* begin SUPPLIED MATERIAL *

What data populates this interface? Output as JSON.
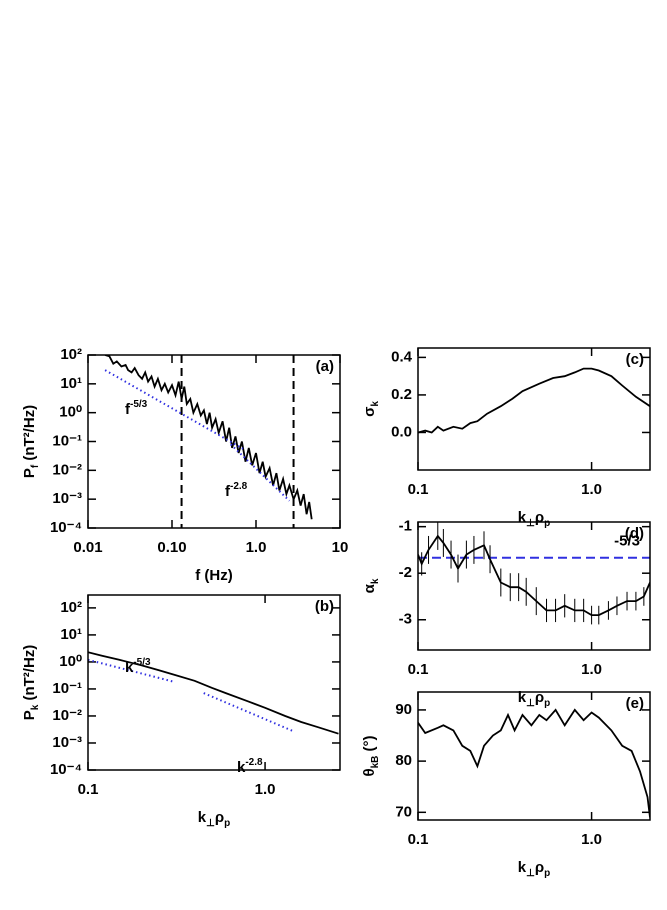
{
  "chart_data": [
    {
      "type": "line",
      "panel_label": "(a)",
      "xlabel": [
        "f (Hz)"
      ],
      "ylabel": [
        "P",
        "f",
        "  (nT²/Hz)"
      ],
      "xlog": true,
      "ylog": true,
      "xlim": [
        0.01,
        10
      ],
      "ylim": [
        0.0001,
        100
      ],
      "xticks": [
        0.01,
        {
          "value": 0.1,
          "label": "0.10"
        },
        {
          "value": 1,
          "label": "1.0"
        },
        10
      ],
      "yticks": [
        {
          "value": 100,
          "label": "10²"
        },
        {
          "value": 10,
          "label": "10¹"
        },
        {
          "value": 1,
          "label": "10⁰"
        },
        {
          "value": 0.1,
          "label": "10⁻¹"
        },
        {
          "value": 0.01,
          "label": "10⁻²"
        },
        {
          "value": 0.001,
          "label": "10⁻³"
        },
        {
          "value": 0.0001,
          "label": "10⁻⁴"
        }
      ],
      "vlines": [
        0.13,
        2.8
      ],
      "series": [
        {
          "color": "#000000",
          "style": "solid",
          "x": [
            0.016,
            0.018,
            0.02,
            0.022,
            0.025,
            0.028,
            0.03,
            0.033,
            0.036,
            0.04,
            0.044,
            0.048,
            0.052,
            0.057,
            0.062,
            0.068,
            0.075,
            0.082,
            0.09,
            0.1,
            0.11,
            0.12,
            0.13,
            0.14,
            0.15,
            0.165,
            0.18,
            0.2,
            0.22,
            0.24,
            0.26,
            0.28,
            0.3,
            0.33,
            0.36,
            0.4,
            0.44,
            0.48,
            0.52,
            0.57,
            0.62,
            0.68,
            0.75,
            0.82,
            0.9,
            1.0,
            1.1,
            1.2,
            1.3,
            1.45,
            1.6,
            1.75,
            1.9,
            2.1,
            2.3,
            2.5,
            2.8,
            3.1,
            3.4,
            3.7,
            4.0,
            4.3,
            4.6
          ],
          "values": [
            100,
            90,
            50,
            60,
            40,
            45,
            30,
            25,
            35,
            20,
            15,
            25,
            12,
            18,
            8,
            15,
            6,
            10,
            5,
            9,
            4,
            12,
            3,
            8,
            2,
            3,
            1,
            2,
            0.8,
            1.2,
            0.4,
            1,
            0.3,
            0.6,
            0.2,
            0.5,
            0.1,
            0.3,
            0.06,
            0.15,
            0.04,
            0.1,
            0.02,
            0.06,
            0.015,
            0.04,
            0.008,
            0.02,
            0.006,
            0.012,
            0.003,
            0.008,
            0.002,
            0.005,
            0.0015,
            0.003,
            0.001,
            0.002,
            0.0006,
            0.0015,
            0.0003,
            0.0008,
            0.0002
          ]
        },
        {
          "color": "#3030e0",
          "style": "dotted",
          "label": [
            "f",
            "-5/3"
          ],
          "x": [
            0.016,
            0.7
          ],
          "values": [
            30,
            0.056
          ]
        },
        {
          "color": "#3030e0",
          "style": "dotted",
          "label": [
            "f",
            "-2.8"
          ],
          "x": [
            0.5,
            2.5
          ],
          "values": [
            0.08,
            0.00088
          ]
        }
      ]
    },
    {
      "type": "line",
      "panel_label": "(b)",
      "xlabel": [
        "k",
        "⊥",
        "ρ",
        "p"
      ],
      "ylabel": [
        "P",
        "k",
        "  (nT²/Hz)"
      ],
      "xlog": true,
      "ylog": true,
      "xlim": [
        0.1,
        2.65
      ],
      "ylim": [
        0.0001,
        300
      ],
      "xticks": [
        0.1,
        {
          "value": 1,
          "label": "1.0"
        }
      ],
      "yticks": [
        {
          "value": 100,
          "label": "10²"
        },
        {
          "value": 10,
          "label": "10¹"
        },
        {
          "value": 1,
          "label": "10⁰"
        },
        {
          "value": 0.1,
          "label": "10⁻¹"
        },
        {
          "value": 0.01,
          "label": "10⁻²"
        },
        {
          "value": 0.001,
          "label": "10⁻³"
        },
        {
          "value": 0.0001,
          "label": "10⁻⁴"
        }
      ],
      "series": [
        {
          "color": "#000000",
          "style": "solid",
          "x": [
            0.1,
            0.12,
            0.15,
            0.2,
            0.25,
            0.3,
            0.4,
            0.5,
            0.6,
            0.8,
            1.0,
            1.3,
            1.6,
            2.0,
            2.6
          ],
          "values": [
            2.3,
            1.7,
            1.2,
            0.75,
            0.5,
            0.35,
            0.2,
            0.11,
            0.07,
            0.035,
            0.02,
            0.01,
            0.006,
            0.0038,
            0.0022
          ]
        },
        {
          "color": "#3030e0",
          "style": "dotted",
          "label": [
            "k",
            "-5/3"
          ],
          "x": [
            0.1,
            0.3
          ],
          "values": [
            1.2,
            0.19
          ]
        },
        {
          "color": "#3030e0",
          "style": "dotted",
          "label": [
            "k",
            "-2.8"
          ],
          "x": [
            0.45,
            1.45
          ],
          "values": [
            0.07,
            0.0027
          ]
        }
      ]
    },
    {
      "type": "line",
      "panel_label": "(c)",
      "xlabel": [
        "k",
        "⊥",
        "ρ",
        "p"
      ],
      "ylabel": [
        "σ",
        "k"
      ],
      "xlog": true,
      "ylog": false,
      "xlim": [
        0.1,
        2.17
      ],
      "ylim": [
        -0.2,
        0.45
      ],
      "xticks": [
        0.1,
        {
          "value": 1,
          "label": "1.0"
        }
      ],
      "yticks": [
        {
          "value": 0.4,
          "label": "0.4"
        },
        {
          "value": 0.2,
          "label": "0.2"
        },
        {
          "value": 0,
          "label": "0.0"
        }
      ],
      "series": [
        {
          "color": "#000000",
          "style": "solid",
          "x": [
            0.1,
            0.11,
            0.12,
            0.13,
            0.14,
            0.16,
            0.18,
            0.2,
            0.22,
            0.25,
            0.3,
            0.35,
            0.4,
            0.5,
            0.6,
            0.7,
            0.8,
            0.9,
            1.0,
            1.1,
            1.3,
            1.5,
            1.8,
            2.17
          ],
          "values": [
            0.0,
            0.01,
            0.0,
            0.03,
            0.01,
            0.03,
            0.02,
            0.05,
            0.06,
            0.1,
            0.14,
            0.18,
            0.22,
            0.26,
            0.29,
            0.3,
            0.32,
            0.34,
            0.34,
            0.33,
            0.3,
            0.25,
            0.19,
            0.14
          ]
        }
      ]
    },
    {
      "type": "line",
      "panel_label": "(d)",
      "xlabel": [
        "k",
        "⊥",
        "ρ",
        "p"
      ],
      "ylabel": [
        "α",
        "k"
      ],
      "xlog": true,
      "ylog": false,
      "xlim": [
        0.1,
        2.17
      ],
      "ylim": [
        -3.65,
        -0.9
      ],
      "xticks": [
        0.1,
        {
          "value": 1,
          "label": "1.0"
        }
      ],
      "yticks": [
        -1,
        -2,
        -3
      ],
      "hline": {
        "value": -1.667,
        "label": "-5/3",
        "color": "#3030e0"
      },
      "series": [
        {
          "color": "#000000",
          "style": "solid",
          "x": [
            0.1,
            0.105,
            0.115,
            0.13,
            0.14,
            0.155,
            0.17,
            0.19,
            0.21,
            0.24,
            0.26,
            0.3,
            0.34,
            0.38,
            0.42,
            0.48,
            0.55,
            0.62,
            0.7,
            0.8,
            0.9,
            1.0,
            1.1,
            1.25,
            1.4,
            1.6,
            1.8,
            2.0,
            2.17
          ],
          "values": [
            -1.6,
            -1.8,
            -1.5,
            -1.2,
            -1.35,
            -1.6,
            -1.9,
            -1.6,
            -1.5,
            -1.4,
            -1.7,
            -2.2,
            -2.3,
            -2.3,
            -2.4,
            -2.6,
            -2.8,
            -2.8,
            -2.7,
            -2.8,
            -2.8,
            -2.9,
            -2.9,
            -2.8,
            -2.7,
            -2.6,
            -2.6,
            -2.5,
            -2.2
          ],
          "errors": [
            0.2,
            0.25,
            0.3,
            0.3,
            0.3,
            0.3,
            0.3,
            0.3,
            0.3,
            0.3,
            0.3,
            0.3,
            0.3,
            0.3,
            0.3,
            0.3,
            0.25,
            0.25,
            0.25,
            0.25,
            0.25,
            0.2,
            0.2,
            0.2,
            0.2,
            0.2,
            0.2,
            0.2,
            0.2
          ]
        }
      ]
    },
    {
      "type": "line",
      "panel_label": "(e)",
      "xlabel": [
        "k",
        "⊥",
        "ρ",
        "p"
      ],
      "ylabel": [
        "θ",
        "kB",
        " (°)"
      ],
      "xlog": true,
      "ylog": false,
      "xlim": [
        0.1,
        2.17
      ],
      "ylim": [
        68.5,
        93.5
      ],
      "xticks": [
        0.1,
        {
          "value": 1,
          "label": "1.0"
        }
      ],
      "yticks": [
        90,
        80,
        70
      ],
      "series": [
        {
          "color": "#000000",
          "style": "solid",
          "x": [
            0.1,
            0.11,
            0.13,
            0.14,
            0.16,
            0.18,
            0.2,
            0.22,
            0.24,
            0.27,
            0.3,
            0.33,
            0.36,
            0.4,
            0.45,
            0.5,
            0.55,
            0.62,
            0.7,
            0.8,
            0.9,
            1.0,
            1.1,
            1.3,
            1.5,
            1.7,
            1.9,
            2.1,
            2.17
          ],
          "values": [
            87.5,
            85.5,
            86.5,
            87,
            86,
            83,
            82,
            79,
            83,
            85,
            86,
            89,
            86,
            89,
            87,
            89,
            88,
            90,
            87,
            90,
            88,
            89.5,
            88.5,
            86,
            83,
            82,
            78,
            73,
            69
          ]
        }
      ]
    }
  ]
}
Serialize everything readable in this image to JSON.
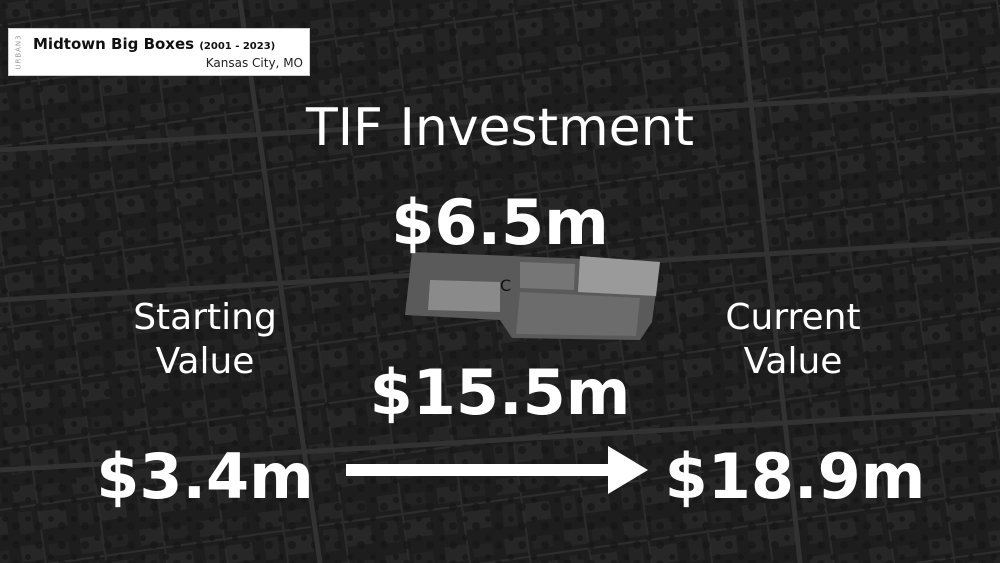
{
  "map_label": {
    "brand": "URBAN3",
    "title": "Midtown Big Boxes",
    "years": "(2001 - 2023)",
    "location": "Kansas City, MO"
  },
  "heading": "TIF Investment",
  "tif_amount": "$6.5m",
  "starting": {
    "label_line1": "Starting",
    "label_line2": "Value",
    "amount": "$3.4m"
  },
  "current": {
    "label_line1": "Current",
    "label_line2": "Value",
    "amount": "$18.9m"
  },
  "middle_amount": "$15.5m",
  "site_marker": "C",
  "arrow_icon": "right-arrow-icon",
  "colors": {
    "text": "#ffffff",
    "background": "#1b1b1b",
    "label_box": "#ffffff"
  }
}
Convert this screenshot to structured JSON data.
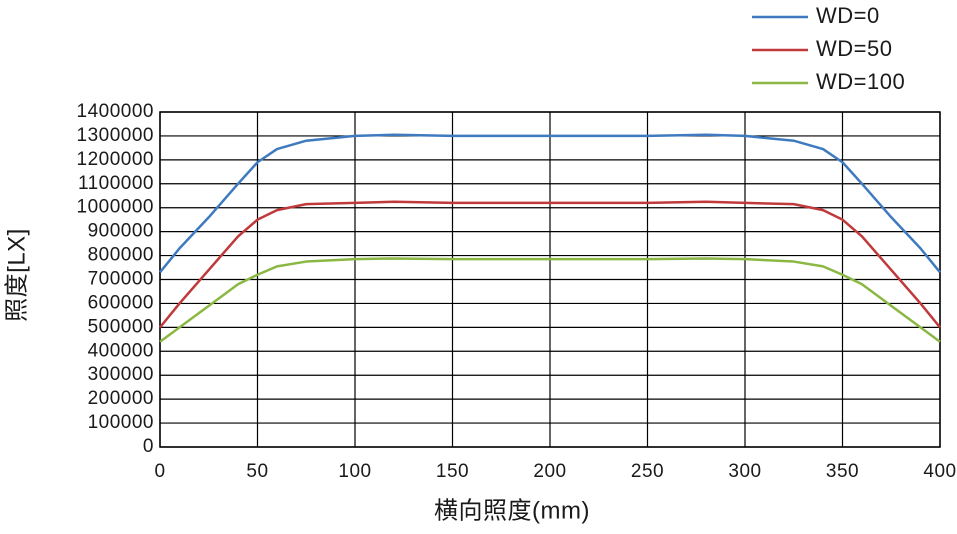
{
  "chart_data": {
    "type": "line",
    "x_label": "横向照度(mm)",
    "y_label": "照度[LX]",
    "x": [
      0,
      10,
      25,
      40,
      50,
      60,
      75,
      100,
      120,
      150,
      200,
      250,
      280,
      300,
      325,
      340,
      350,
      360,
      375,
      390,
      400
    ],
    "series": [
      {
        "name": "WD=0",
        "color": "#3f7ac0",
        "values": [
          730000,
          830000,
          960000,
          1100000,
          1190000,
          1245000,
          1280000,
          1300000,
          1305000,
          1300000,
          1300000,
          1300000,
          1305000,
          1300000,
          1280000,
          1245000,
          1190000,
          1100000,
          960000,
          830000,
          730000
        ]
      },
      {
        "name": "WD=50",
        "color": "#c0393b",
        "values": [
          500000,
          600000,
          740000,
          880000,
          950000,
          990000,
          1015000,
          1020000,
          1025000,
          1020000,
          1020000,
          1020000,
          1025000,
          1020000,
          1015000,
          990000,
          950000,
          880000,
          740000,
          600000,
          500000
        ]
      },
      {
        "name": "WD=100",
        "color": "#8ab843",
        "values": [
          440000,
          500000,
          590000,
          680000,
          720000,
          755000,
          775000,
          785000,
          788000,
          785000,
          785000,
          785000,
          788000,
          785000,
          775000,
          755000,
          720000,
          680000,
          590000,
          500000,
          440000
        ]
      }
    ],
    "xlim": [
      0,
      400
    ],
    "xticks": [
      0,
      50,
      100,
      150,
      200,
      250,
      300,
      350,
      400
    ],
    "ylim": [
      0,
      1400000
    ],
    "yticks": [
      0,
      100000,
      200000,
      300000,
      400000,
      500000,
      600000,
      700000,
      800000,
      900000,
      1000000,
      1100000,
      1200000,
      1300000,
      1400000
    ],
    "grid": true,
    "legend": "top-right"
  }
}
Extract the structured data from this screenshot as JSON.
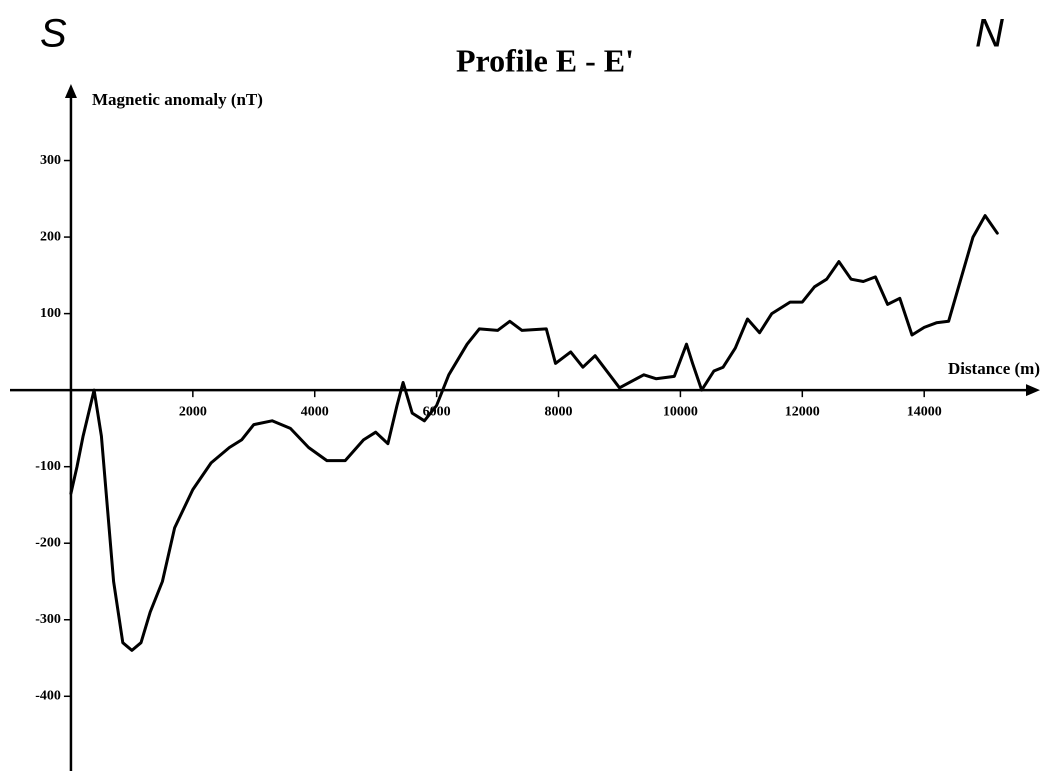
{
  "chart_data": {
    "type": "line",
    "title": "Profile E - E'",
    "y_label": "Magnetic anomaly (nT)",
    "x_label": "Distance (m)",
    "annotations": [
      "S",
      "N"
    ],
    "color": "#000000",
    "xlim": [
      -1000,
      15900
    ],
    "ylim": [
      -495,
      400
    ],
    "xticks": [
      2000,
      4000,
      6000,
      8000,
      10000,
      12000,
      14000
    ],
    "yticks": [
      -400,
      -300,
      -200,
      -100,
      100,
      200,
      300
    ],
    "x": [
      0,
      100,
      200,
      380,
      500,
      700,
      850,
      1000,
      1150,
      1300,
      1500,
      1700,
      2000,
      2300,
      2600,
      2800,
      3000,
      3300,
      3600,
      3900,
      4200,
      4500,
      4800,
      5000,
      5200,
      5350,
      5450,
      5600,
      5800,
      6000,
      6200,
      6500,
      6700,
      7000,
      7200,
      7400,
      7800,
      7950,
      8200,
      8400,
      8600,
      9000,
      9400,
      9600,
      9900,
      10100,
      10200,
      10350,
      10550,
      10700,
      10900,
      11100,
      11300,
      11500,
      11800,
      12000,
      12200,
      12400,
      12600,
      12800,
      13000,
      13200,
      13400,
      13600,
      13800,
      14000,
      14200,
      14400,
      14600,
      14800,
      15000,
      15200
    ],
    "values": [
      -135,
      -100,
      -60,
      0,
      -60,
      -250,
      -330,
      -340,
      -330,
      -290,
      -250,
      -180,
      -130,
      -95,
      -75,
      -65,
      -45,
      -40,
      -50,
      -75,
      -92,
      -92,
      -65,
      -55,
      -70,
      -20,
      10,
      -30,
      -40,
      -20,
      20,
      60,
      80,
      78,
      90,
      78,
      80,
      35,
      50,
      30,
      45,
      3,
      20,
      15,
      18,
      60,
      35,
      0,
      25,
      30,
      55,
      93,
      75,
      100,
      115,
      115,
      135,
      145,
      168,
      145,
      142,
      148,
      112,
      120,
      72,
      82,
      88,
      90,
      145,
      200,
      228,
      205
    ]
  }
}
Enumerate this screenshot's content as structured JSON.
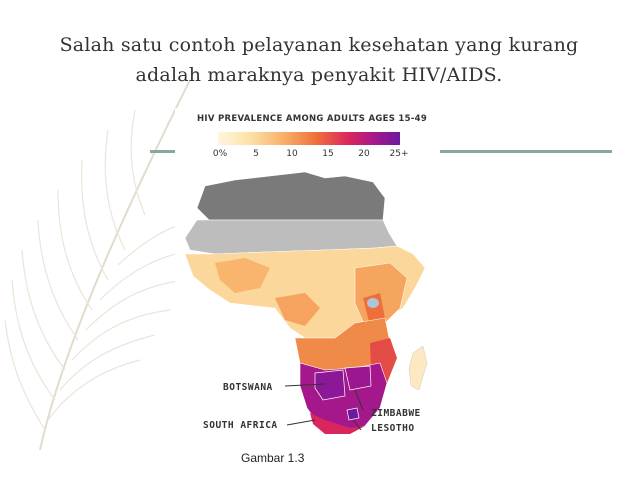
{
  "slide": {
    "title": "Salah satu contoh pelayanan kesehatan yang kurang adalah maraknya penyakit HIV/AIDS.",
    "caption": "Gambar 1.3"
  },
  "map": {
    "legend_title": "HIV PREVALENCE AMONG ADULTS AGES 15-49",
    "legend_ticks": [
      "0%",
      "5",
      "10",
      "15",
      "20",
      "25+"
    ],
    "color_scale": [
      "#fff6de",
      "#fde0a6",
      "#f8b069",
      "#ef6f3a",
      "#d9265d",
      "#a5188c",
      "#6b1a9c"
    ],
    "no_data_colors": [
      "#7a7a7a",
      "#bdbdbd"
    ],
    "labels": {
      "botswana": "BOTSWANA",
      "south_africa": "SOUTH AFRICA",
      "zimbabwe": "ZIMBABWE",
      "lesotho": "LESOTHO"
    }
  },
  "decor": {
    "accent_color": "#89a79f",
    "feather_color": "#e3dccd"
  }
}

* end SUPPLIED MATERIAL *

▶ **YOUR GOAL**
Where the line containing "Enumerate this screenshot's" appears above, start there and set down each line exactly through the last line of the data; leave out every picture.

▶ **REPLY TO THE EXERCISE**
Enumerate this screenshot's content as structured JSON.
{
  "slide": {
    "title": "Salah satu contoh pelayanan kesehatan yang kurang adalah maraknya penyakit HIV/AIDS.",
    "caption": "Gambar 1.3"
  },
  "map": {
    "legend_title": "HIV PREVALENCE AMONG ADULTS AGES 15-49",
    "legend_ticks": [
      "0%",
      "5",
      "10",
      "15",
      "20",
      "25+"
    ],
    "color_scale": [
      "#fff6de",
      "#fde0a6",
      "#f8b069",
      "#ef6f3a",
      "#d9265d",
      "#a5188c",
      "#6b1a9c"
    ],
    "no_data_colors": [
      "#7a7a7a",
      "#bdbdbd"
    ],
    "labels": {
      "botswana": "BOTSWANA",
      "south_africa": "SOUTH AFRICA",
      "zimbabwe": "ZIMBABWE",
      "lesotho": "LESOTHO"
    }
  },
  "decor": {
    "accent_color": "#89a79f",
    "feather_color": "#e3dccd"
  }
}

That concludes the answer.